**Objective**
Images should be left out, and everything else in the listing reproduced exactly.

**Records excerpted from a collection**
● ● ● ● ● ● ●
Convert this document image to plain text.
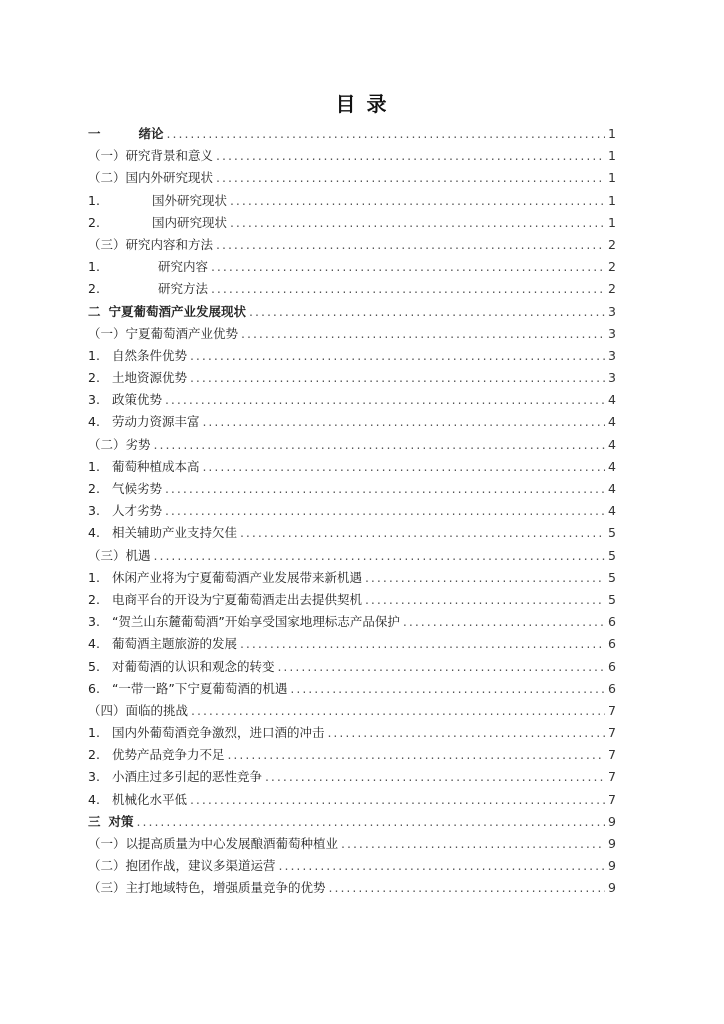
目 录
一	绪论 .....	1
（一）研究背景和意义 .....	1
（二）国内外研究现状 .....	1
1.	国外研究现状 .....	1
2.	国内研究现状 .....	1
（三）研究内容和方法 .....	2
1.	研究内容 .....	2
2.	研究方法 .....	2
二 宁夏葡萄酒产业发展现状 .....	3
（一）宁夏葡萄酒产业优势 .....	3
1. 自然条件优势 .....	3
2. 土地资源优势 .....	3
3. 政策优势 .....	4
4. 劳动力资源丰富 .....	4
（二）劣势 .....	4
1. 葡萄种植成本高 .....	4
2. 气候劣势 .....	4
3. 人才劣势 .....	4
4. 相关辅助产业支持欠佳 .....	5
（三）机遇 .....	5
1. 休闲产业将为宁夏葡萄酒产业发展带来新机遇 .....	5
2. 电商平台的开设为宁夏葡萄酒走出去提供契机 .....	5
3. “贺兰山东麓葡萄酒”开始享受国家地理标志产品保护 .....	6
4. 葡萄酒主题旅游的发展 .....	6
5. 对葡萄酒的认识和观念的转变 .....	6
6. “一带一路”下宁夏葡萄酒的机遇 .....	6
（四）面临的挑战 .....	7
1. 国内外葡萄酒竞争激烈，进口酒的冲击 .....	7
2. 优势产品竞争力不足 .....	7
3. 小酒庄过多引起的恶性竞争 .....	7
4. 机械化水平低 .....	7
三 对策 .....	9
（一）以提高质量为中心发展酿酒葡萄种植业 .....	9
（二）抱团作战，建议多渠道运营 .....	9
（三）主打地域特色，增强质量竞争的优势 .....	9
● ● ● ● ● ● ●
**Finished answer**
Convert this document image to plain text.
目 录
一	绪论 .....	1
（一）研究背景和意义 .....	1
（二）国内外研究现状 .....	1
1.	国外研究现状 .....	1
2.	国内研究现状 .....	1
（三）研究内容和方法 .....	2
1.	研究内容 .....	2
2.	研究方法 .....	2
二 宁夏葡萄酒产业发展现状 .....	3
（一）宁夏葡萄酒产业优势 .....	3
1. 自然条件优势 .....	3
2. 土地资源优势 .....	3
3. 政策优势 .....	4
4. 劳动力资源丰富 .....	4
（二）劣势 .....	4
1. 葡萄种植成本高 .....	4
2. 气候劣势 .....	4
3. 人才劣势 .....	4
4. 相关辅助产业支持欠佳 .....	5
（三）机遇 .....	5
1. 休闲产业将为宁夏葡萄酒产业发展带来新机遇 .....	5
2. 电商平台的开设为宁夏葡萄酒走出去提供契机 .....	5
3. “贺兰山东麓葡萄酒”开始享受国家地理标志产品保护 .....	6
4. 葡萄酒主题旅游的发展 .....	6
5. 对葡萄酒的认识和观念的转变 .....	6
6. “一带一路”下宁夏葡萄酒的机遇 .....	6
（四）面临的挑战 .....	7
1. 国内外葡萄酒竞争激烈，进口酒的冲击 .....	7
2. 优势产品竞争力不足 .....	7
3. 小酒庄过多引起的恶性竞争 .....	7
4. 机械化水平低 .....	7
三 对策 .....	9
（一）以提高质量为中心发展酿酒葡萄种植业 .....	9
（二）抱团作战，建议多渠道运营 .....	9
（三）主打地域特色，增强质量竞争的优势 .....	9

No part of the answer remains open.